# [GOALS]
A. Transcribe the passage of the court opinion on summary judgment between "Id. at 599." and "106 S.Ct. 2548.", inclusive.
B. Write the next part of the court opinion on summary judgment, picking up after its final sentence.

# [TEXT EXTRACT]
========================

In opposing a motion for summary judgment, "a party may not rely on his pleadings to avoid judgment against him." Ryan v. Int'l Union of Operating Engrs., Local 675, 794 F.2d 641, 643 (11th Cir.1986). There is no burden upon the district court to distill every potential argument that could be made based upon the materials before it on summary judgment. Blue Cross & Blue Shield v. Weitz, 913 F.2d 1544, 1550 (11th Cir.1990). Rather, the onus is upon the parties to formulate arguments; grounds alleged in the complaint but not relied upon in summary judgment are deemed abandoned. Road Sprinkler Fitters Local Union No. 669 v. Indep. Sprinkler Corp., 10 F.3d 1563, 1568 (11th Cir.1994)(citing Lazzara v. Howard A. Esser, Inc., 802 F.2d 260, 269 (7th Cir.1986)), cert. denied, 513 U.S. 868, 115 S.Ct. 189, 130 L.Ed.2d 122 (1994).

Id. at 599. The "complete failure of proof concerning an essential element of the nonmoving party's case necessarily renders all other facts immaterial." Celotex Corp. v. Catrett, 477 U.S. 317, 323, 106 S.Ct. 2548, 91 L.Ed.2d 265 (1986). The failure by the nonmoving party to make a sufficient showing on an essential element of its action entitles the moving party to judgment as a matter of law. Id. at 323, 106 S.Ct. 2548.

III. SEC'S MOTION FOR SUMMARY JUDGMENT IS GRANTED.

SEC's motion for summary judgment argues that the liquidated damages provision in the contract between SEC and Riviera is unenforceable. (Doc. 118). As such, SEC seeks judgment on Riviera's claim for liquidated damages, which would leave Riviera with the burden of establishing actual damages for breach of contract. The liquidated damages provision at issue provides as follows:

It is mutually agreed between the parties hereto that time is the essence of this CONTRACT, and in the event the construction of the Work is not completed within the time specified in the Proposal, it is agreed that from the compensation otherwise to be paid to the CONTRACTOR, the OWNER may retain the sum of $500 per day for each day thereafter, Sundays and holidays included, that the Work remains uncompleted.

========================

# [STORED DATA]
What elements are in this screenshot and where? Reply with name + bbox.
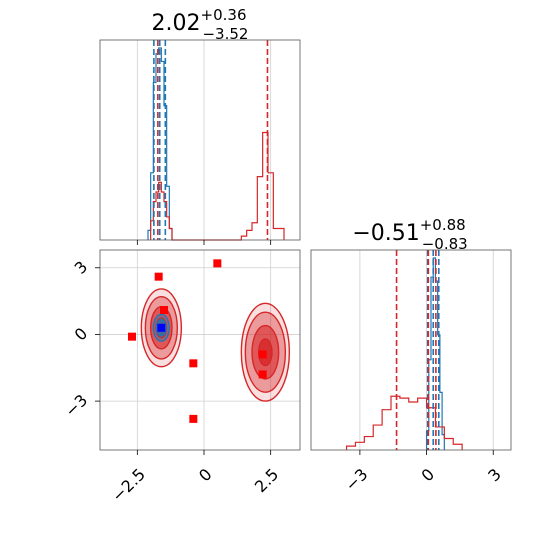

========================

# [FINAL ANSWERS]
A.
Id. at 599. The "complete failure of proof concerning an essential element of the nonmoving party's case necessarily renders all other facts immaterial." Celotex Corp. v. Catrett, 477 U.S. 317, 323, 106 S.Ct. 2548, 91 L.Ed.2d 265 (1986). The failure by the nonmoving party to make a sufficient showing on an essential element of its action entitles the moving party to judgment as a matter of law. Id. at 323, 106 S.Ct. 2548.

B.
(Doc. 118-2, p. 1; Doc. 158-2, p. 7).

The Supreme Court of Alabama set out the relevant law in Camelot Music, Inc. v. Marx Realty & Improv. Co., 514 So.2d 987 (Ala.1987).

It is true in Alabama that, because penalty provisions are void as against public policy, "Courts ... are disposed to lean against any interpretation of a contract which will make the provision one for liquidated damages and, in all cases of doubtful intention, will pronounce the stipulated sum a penalty." In Alabama, liquidated damages are a sum to be paid in lieu of performance, while a penalty is characterized as a security for the performance of the agreement or as a punishment for default. The courts generally identify three criteria by which a valid liquidated damages clause may be distinguished from a penalty. First, the injury caused by the breach must be difficult or impossible to accurately estimate; second, the parties must intend to provide for damages rather than for a penalty; and, third, the sum stipulated must be a reasonable pre-breach estimate of the probable loss. Determining whether a liquidated damages provision is valid is a question of law to be determined by the trial court based on the facts of each case.

Id. at 990 (alteration in original; citations omitted). See also Milton Constr. Co. v. State Highway Dep't, 568 So.2d 784, 790-91 (Ala.1990) (applying Camelot Music) overruled in part on other grounds by Ex parte Ala. DOT, 978 So.2d 17, 23 (Ala. 2007); Sutton v. Epperson, 631...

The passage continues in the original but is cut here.